--- Start of DATA TO USE ---

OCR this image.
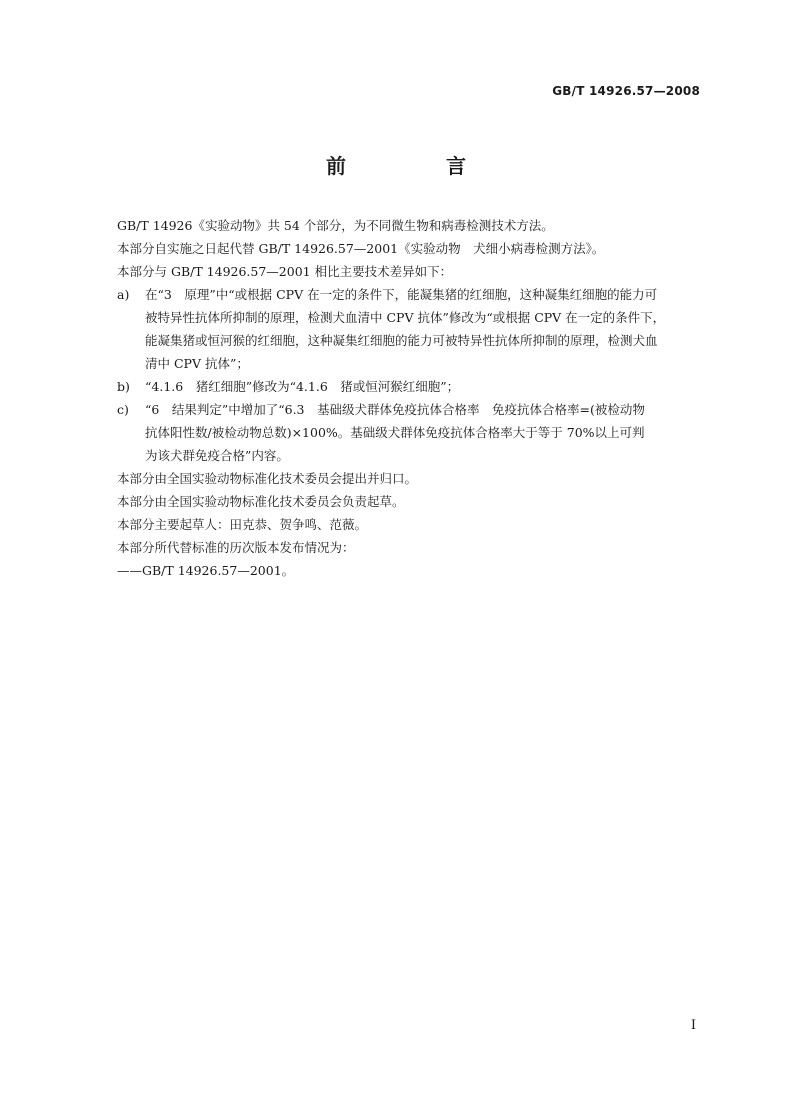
GB/T 14926.57—2008
前　言

GB/T 14926《实验动物》共 54 个部分，为不同微生物和病毒检测技术方法。

本部分自实施之日起代替 GB/T 14926.57—2001《实验动物　犬细小病毒检测方法》。

本部分与 GB/T 14926.57—2001 相比主要技术差异如下：

a) 在“3　原理”中“或根据 CPV 在一定的条件下，能凝集猪的红细胞，这种凝集红细胞的能力可
被特异性抗体所抑制的原理，检测犬血清中 CPV 抗体”修改为“或根据 CPV 在一定的条件下，
能凝集猪或恒河猴的红细胞，这种凝集红细胞的能力可被特异性抗体所抑制的原理，检测犬血
清中 CPV 抗体”；
b) “4.1.6　猪红细胞”修改为“4.1.6　猪或恒河猴红细胞”；
c) “6　结果判定”中增加了“6.3　基础级犬群体免疫抗体合格率　免疫抗体合格率=(被检动物
抗体阳性数/被检动物总数)×100%。基础级犬群体免疫抗体合格率大于等于 70%以上可判
为该犬群免疫合格”内容。

本部分由全国实验动物标准化技术委员会提出并归口。

本部分由全国实验动物标准化技术委员会负责起草。

本部分主要起草人：田克恭、贺争鸣、范薇。

本部分所代替标准的历次版本发布情况为：

——GB/T 14926.57—2001。

I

--- End of DATA TO USE ---

BRIEF:
Quote every line word for word and keep the images out of the copy.

ANSWER TO THE TASK:
OCR this image.
GB/T 14926.57—2008
前　言

GB/T 14926《实验动物》共 54 个部分，为不同微生物和病毒检测技术方法。

本部分自实施之日起代替 GB/T 14926.57—2001《实验动物　犬细小病毒检测方法》。

本部分与 GB/T 14926.57—2001 相比主要技术差异如下：

a) 在“3　原理”中“或根据 CPV 在一定的条件下，能凝集猪的红细胞，这种凝集红细胞的能力可
被特异性抗体所抑制的原理，检测犬血清中 CPV 抗体”修改为“或根据 CPV 在一定的条件下，
能凝集猪或恒河猴的红细胞，这种凝集红细胞的能力可被特异性抗体所抑制的原理，检测犬血
清中 CPV 抗体”；
b) “4.1.6　猪红细胞”修改为“4.1.6　猪或恒河猴红细胞”；
c) “6　结果判定”中增加了“6.3　基础级犬群体免疫抗体合格率　免疫抗体合格率=(被检动物
抗体阳性数/被检动物总数)×100%。基础级犬群体免疫抗体合格率大于等于 70%以上可判
为该犬群免疫合格”内容。

本部分由全国实验动物标准化技术委员会提出并归口。

本部分由全国实验动物标准化技术委员会负责起草。

本部分主要起草人：田克恭、贺争鸣、范薇。

本部分所代替标准的历次版本发布情况为：

——GB/T 14926.57—2001。

I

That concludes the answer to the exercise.